--- start Data shown ---

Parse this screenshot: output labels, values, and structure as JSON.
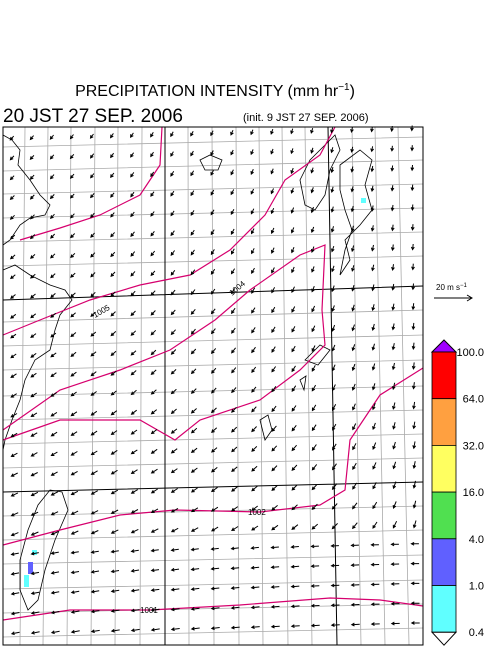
{
  "header": {
    "title_main": "PRECIPITATION INTENSITY (mm hr",
    "title_exp": "−1",
    "title_end": ")",
    "valid_time": "20 JST 27 SEP. 2006",
    "init_time": "(init. 9 JST 27 SEP. 2006)"
  },
  "scale_arrow": {
    "label": "20 m s",
    "exp": "−1"
  },
  "contour_labels": [
    "1004",
    "1005",
    "1002",
    "1001"
  ],
  "colorbar": {
    "labels": [
      "100.0",
      "64.0",
      "32.0",
      "16.0",
      "4.0",
      "1.0",
      "0.4"
    ],
    "colors": [
      "#ff0000",
      "#ffa040",
      "#ffff60",
      "#50e050",
      "#6060ff",
      "#60ffff"
    ],
    "over_color": "#a000ff",
    "under_color": "#ffffff"
  }
}
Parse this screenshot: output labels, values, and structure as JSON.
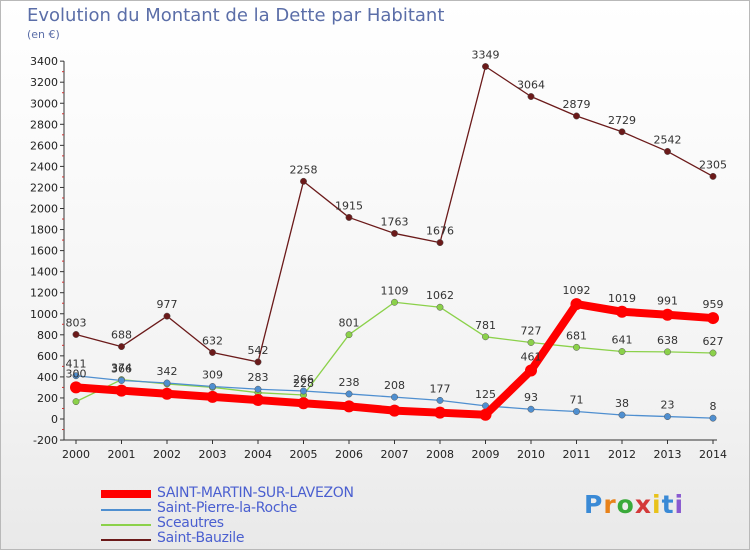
{
  "chart_data": {
    "type": "line",
    "title": "Evolution du Montant de la Dette par Habitant",
    "subtitle": "(en €)",
    "xlabel": "",
    "ylabel": "",
    "x": [
      "2000",
      "2001",
      "2002",
      "2003",
      "2004",
      "2005",
      "2006",
      "2007",
      "2008",
      "2009",
      "2010",
      "2011",
      "2012",
      "2013",
      "2014"
    ],
    "ylim": [
      -200,
      3400
    ],
    "yticks": [
      -200,
      0,
      200,
      400,
      600,
      800,
      1000,
      1200,
      1400,
      1600,
      1800,
      2000,
      2200,
      2400,
      2600,
      2800,
      3000,
      3200,
      3400
    ],
    "grid": false,
    "legend_position": "bottom-left",
    "series": [
      {
        "name": "SAINT-MARTIN-SUR-LAVEZON",
        "color": "#ff0000",
        "values": [
          300,
          270,
          240,
          210,
          180,
          150,
          120,
          80,
          60,
          40,
          461,
          1092,
          1019,
          991,
          959
        ],
        "labels": [
          "300",
          "",
          "",
          "",
          "",
          "",
          "",
          "",
          "",
          "",
          "461",
          "1092",
          "1019",
          "991",
          "959"
        ]
      },
      {
        "name": "Saint-Pierre-la-Roche",
        "color": "#4f8fd0",
        "values": [
          411,
          366,
          342,
          309,
          283,
          266,
          238,
          208,
          177,
          125,
          93,
          71,
          38,
          23,
          8
        ],
        "labels": [
          "411",
          "366",
          "342",
          "309",
          "283",
          "266",
          "238",
          "208",
          "177",
          "125",
          "93",
          "71",
          "38",
          "23",
          "8"
        ]
      },
      {
        "name": "Sceautres",
        "color": "#8bd14a",
        "values": [
          165,
          374,
          333,
          301,
          250,
          228,
          801,
          1109,
          1062,
          781,
          727,
          681,
          641,
          638,
          627
        ],
        "labels": [
          "",
          "374",
          "",
          "",
          "",
          "228",
          "801",
          "1109",
          "1062",
          "781",
          "727",
          "681",
          "641",
          "638",
          "627"
        ]
      },
      {
        "name": "Saint-Bauzile",
        "color": "#6b1a1a",
        "values": [
          803,
          688,
          977,
          632,
          542,
          2258,
          1915,
          1763,
          1676,
          3349,
          3064,
          2879,
          2729,
          2542,
          2305
        ],
        "labels": [
          "803",
          "688",
          "977",
          "632",
          "542",
          "2258",
          "1915",
          "1763",
          "1676",
          "3349",
          "3064",
          "2879",
          "2729",
          "2542",
          "2305"
        ]
      }
    ]
  },
  "brand": {
    "letters": [
      "P",
      "r",
      "o",
      "x",
      "i",
      "t",
      "i"
    ],
    "colors": [
      "#3a8ad6",
      "#e8821a",
      "#3aaa3a",
      "#d43a3a",
      "#e8c21a",
      "#3a8ad6",
      "#8a5ad0"
    ]
  }
}
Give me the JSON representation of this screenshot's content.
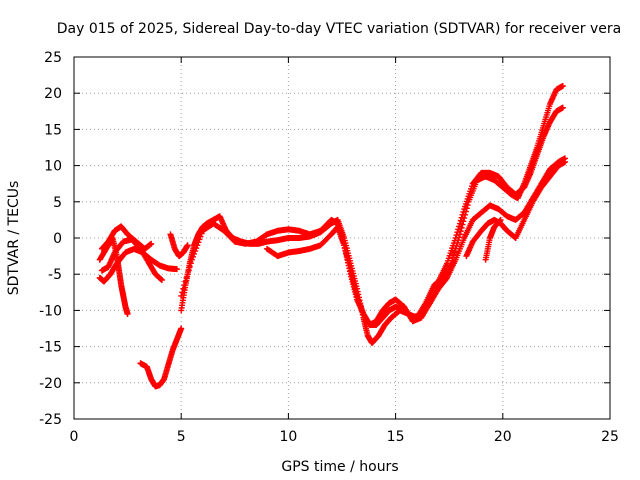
{
  "chart_data": {
    "type": "scatter",
    "title": "Day 015 of 2025, Sidereal Day-to-day VTEC variation (SDTVAR) for receiver vera",
    "xlabel": "GPS time / hours",
    "ylabel": "SDTVAR / TECUs",
    "xlim": [
      0,
      25
    ],
    "ylim": [
      -25,
      25
    ],
    "x_ticks": [
      0,
      5,
      10,
      15,
      20,
      25
    ],
    "y_ticks": [
      -25,
      -20,
      -15,
      -10,
      -5,
      0,
      5,
      10,
      15,
      20,
      25
    ],
    "x_tick_labels": [
      "0",
      "5",
      "10",
      "15",
      "20",
      "25"
    ],
    "y_tick_labels": [
      "-25",
      "-20",
      "-15",
      "-10",
      "-5",
      "0",
      "5",
      "10",
      "15",
      "20",
      "25"
    ],
    "grid": true,
    "marker": "plus",
    "series_color": "#ff0000",
    "series": [
      {
        "x": [
          1.3,
          1.6,
          1.9,
          2.2,
          2.5,
          2.9,
          3.3,
          3.6
        ],
        "y": [
          -1.5,
          -0.5,
          1.0,
          1.6,
          0.5,
          -0.5,
          -1.5,
          -0.8
        ]
      },
      {
        "x": [
          1.2,
          1.5,
          1.8,
          2.0,
          2.1,
          2.2,
          2.3,
          2.4,
          2.5
        ],
        "y": [
          -3.0,
          -1.5,
          0.0,
          -2.5,
          -4.5,
          -6.5,
          -8.0,
          -9.5,
          -10.5
        ]
      },
      {
        "x": [
          1.2,
          1.4,
          1.7,
          2.0,
          2.4,
          2.8,
          3.2,
          3.6,
          4.0,
          4.4,
          4.8
        ],
        "y": [
          -5.5,
          -6.0,
          -5.0,
          -3.5,
          -2.0,
          -1.5,
          -2.0,
          -3.0,
          -3.8,
          -4.2,
          -4.3
        ]
      },
      {
        "x": [
          1.3,
          1.6,
          1.9,
          2.3,
          2.7,
          3.1,
          3.5,
          3.8,
          4.1
        ],
        "y": [
          -4.5,
          -4.0,
          -2.0,
          -0.5,
          -0.2,
          -1.5,
          -3.5,
          -5.0,
          -5.8
        ]
      },
      {
        "x": [
          3.1,
          3.4,
          3.6,
          3.8,
          4.0,
          4.2,
          4.4,
          4.6,
          4.8,
          5.0
        ],
        "y": [
          -17.3,
          -17.8,
          -19.5,
          -20.5,
          -20.3,
          -19.5,
          -17.5,
          -15.5,
          -14.0,
          -12.5
        ]
      },
      {
        "x": [
          4.5,
          4.7,
          4.9,
          5.1,
          5.3
        ],
        "y": [
          0.5,
          -1.5,
          -2.5,
          -2.0,
          -1.0
        ]
      },
      {
        "x": [
          5.0,
          5.2,
          5.4,
          5.6,
          5.8,
          6.0,
          6.2,
          6.5,
          6.8,
          7.1,
          7.4,
          7.8,
          8.2,
          8.6,
          9.0,
          9.5,
          10.0,
          10.5,
          11.0,
          11.5,
          12.0,
          12.3,
          12.6,
          12.9,
          13.2,
          13.5,
          13.7,
          13.9,
          14.2,
          14.5,
          14.8,
          15.2,
          15.6,
          16.0,
          16.4,
          16.8,
          17.2,
          17.6,
          18.0,
          18.4,
          18.8,
          19.2,
          19.6,
          20.0,
          20.4,
          20.7,
          21.0,
          21.3,
          21.6,
          21.9,
          22.2,
          22.5,
          22.8
        ],
        "y": [
          -10.0,
          -6.5,
          -3.5,
          -1.0,
          0.5,
          1.5,
          2.0,
          2.5,
          3.0,
          1.0,
          0.0,
          -0.5,
          -0.8,
          -0.8,
          -0.5,
          -0.3,
          0.0,
          0.0,
          0.2,
          0.8,
          2.0,
          2.5,
          0.0,
          -3.5,
          -7.0,
          -11.0,
          -13.5,
          -14.5,
          -13.5,
          -12.0,
          -11.0,
          -10.0,
          -10.5,
          -11.0,
          -9.0,
          -6.5,
          -5.5,
          -3.5,
          0.5,
          5.0,
          8.0,
          8.5,
          8.0,
          7.0,
          6.0,
          5.5,
          7.5,
          10.0,
          12.5,
          15.5,
          18.5,
          20.5,
          21.0
        ]
      },
      {
        "x": [
          5.0,
          5.5,
          6.0,
          6.5,
          7.0,
          7.5,
          8.0,
          8.5,
          9.0,
          9.5,
          10.0,
          10.5,
          11.0,
          11.5,
          12.0,
          12.3,
          12.6,
          12.9,
          13.2,
          13.5,
          13.8,
          14.1,
          14.4,
          14.7,
          15.0,
          15.4,
          15.8,
          16.2,
          16.6,
          17.0,
          17.4,
          17.8,
          18.2,
          18.6,
          19.0,
          19.4,
          19.8,
          20.2,
          20.6,
          21.0,
          21.3,
          21.6,
          21.9,
          22.2,
          22.5,
          22.8
        ],
        "y": [
          -8.0,
          -3.0,
          1.0,
          2.0,
          1.0,
          -0.5,
          -0.8,
          -0.5,
          0.5,
          1.0,
          1.2,
          1.0,
          0.5,
          1.0,
          2.5,
          2.0,
          -1.0,
          -4.5,
          -8.0,
          -10.5,
          -12.0,
          -11.5,
          -10.0,
          -9.0,
          -8.5,
          -9.5,
          -11.5,
          -11.0,
          -9.0,
          -6.0,
          -3.5,
          0.0,
          4.0,
          7.5,
          9.0,
          9.0,
          8.5,
          7.0,
          6.0,
          7.0,
          9.0,
          11.5,
          14.0,
          16.0,
          17.5,
          18.0
        ]
      },
      {
        "x": [
          9.0,
          9.5,
          10.0,
          10.5,
          11.0,
          11.5,
          12.0,
          12.3,
          12.6,
          12.9,
          13.2,
          13.5,
          13.8,
          14.1,
          14.4,
          14.7,
          15.0,
          15.4,
          15.8,
          16.2,
          16.6,
          17.0,
          17.4,
          17.8,
          18.2,
          18.6,
          19.0,
          19.4,
          19.8,
          20.2,
          20.6,
          21.0,
          21.4,
          21.8,
          22.2,
          22.6,
          22.9
        ],
        "y": [
          -1.5,
          -2.5,
          -2.0,
          -1.8,
          -1.5,
          -1.0,
          0.5,
          1.5,
          -1.0,
          -5.0,
          -8.5,
          -10.5,
          -12.0,
          -12.0,
          -11.0,
          -10.0,
          -9.5,
          -10.0,
          -11.0,
          -10.5,
          -9.0,
          -7.0,
          -5.5,
          -3.0,
          0.0,
          2.5,
          3.5,
          4.5,
          4.0,
          3.0,
          2.5,
          3.5,
          5.5,
          7.5,
          9.5,
          10.5,
          11.0
        ]
      },
      {
        "x": [
          18.3,
          18.6,
          19.0,
          19.3,
          19.6,
          19.9,
          20.2,
          20.6,
          21.0,
          21.4,
          21.8,
          22.2,
          22.6,
          22.9
        ],
        "y": [
          -2.5,
          -0.5,
          1.0,
          2.0,
          2.5,
          2.0,
          1.0,
          0.0,
          2.5,
          5.0,
          7.0,
          8.5,
          10.0,
          10.5
        ]
      },
      {
        "x": [
          19.2,
          19.4,
          19.6,
          19.9
        ],
        "y": [
          -3.0,
          0.0,
          1.5,
          2.5
        ]
      }
    ]
  }
}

--- end Data shown ---

* Your task: Above are the records; copy every line in them that holds the word "name".

* Complete output:
        "name": "SAINT-MARTIN-SUR-LAVEZON",
        "name": "Saint-Pierre-la-Roche",
        "name": "Sceautres",
        "name": "Saint-Bauzile",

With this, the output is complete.